Figure contents as structured data:

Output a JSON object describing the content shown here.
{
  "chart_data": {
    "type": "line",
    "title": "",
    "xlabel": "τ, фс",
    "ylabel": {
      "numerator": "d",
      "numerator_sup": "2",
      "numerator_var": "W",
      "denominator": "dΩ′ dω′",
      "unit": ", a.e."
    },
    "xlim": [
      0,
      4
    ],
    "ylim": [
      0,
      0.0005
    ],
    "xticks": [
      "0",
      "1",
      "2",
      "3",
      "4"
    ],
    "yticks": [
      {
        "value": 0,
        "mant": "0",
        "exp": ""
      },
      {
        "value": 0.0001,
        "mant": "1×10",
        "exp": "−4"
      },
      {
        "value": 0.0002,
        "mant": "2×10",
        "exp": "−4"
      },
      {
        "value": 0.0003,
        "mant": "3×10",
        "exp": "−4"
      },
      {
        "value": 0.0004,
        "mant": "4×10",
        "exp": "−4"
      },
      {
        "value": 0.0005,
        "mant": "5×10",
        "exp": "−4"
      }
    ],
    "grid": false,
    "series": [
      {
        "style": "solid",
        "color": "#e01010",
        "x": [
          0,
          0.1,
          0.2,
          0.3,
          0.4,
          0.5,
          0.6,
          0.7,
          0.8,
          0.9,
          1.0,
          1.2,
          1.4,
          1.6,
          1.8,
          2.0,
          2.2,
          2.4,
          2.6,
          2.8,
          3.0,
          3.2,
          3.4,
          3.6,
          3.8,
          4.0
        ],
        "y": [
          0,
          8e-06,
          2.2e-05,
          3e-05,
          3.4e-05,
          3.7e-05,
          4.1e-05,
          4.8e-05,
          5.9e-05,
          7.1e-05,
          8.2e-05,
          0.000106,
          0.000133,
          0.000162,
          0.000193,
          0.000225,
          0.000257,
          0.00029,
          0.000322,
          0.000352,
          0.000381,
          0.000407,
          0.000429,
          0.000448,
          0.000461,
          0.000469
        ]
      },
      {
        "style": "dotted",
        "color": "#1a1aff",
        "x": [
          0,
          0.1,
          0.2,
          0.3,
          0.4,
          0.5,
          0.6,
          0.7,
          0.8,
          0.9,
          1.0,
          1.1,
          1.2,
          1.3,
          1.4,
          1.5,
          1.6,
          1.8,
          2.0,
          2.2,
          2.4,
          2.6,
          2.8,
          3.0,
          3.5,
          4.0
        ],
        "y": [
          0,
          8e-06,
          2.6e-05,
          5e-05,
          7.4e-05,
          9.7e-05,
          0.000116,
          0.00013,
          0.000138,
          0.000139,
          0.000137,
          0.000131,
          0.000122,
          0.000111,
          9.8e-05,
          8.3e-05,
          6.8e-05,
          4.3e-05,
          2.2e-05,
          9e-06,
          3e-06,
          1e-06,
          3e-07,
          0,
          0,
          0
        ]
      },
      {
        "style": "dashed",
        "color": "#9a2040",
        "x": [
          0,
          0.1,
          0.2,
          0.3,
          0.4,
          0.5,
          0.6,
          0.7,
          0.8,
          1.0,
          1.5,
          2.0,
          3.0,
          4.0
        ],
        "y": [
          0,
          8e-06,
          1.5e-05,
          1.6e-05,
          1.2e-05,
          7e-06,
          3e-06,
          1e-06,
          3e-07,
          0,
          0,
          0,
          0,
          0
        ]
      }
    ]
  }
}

** Aim **
Quote all of the entries exactly as they appear.

** Output for this task **
Output a JSON object describing the content shown here.
{
  "chart_data": {
    "type": "line",
    "title": "",
    "xlabel": "τ, фс",
    "ylabel": {
      "numerator": "d",
      "numerator_sup": "2",
      "numerator_var": "W",
      "denominator": "dΩ′ dω′",
      "unit": ", a.e."
    },
    "xlim": [
      0,
      4
    ],
    "ylim": [
      0,
      0.0005
    ],
    "xticks": [
      "0",
      "1",
      "2",
      "3",
      "4"
    ],
    "yticks": [
      {
        "value": 0,
        "mant": "0",
        "exp": ""
      },
      {
        "value": 0.0001,
        "mant": "1×10",
        "exp": "−4"
      },
      {
        "value": 0.0002,
        "mant": "2×10",
        "exp": "−4"
      },
      {
        "value": 0.0003,
        "mant": "3×10",
        "exp": "−4"
      },
      {
        "value": 0.0004,
        "mant": "4×10",
        "exp": "−4"
      },
      {
        "value": 0.0005,
        "mant": "5×10",
        "exp": "−4"
      }
    ],
    "grid": false,
    "series": [
      {
        "style": "solid",
        "color": "#e01010",
        "x": [
          0,
          0.1,
          0.2,
          0.3,
          0.4,
          0.5,
          0.6,
          0.7,
          0.8,
          0.9,
          1.0,
          1.2,
          1.4,
          1.6,
          1.8,
          2.0,
          2.2,
          2.4,
          2.6,
          2.8,
          3.0,
          3.2,
          3.4,
          3.6,
          3.8,
          4.0
        ],
        "y": [
          0,
          8e-06,
          2.2e-05,
          3e-05,
          3.4e-05,
          3.7e-05,
          4.1e-05,
          4.8e-05,
          5.9e-05,
          7.1e-05,
          8.2e-05,
          0.000106,
          0.000133,
          0.000162,
          0.000193,
          0.000225,
          0.000257,
          0.00029,
          0.000322,
          0.000352,
          0.000381,
          0.000407,
          0.000429,
          0.000448,
          0.000461,
          0.000469
        ]
      },
      {
        "style": "dotted",
        "color": "#1a1aff",
        "x": [
          0,
          0.1,
          0.2,
          0.3,
          0.4,
          0.5,
          0.6,
          0.7,
          0.8,
          0.9,
          1.0,
          1.1,
          1.2,
          1.3,
          1.4,
          1.5,
          1.6,
          1.8,
          2.0,
          2.2,
          2.4,
          2.6,
          2.8,
          3.0,
          3.5,
          4.0
        ],
        "y": [
          0,
          8e-06,
          2.6e-05,
          5e-05,
          7.4e-05,
          9.7e-05,
          0.000116,
          0.00013,
          0.000138,
          0.000139,
          0.000137,
          0.000131,
          0.000122,
          0.000111,
          9.8e-05,
          8.3e-05,
          6.8e-05,
          4.3e-05,
          2.2e-05,
          9e-06,
          3e-06,
          1e-06,
          3e-07,
          0,
          0,
          0
        ]
      },
      {
        "style": "dashed",
        "color": "#9a2040",
        "x": [
          0,
          0.1,
          0.2,
          0.3,
          0.4,
          0.5,
          0.6,
          0.7,
          0.8,
          1.0,
          1.5,
          2.0,
          3.0,
          4.0
        ],
        "y": [
          0,
          8e-06,
          1.5e-05,
          1.6e-05,
          1.2e-05,
          7e-06,
          3e-06,
          1e-06,
          3e-07,
          0,
          0,
          0,
          0,
          0
        ]
      }
    ]
  }
}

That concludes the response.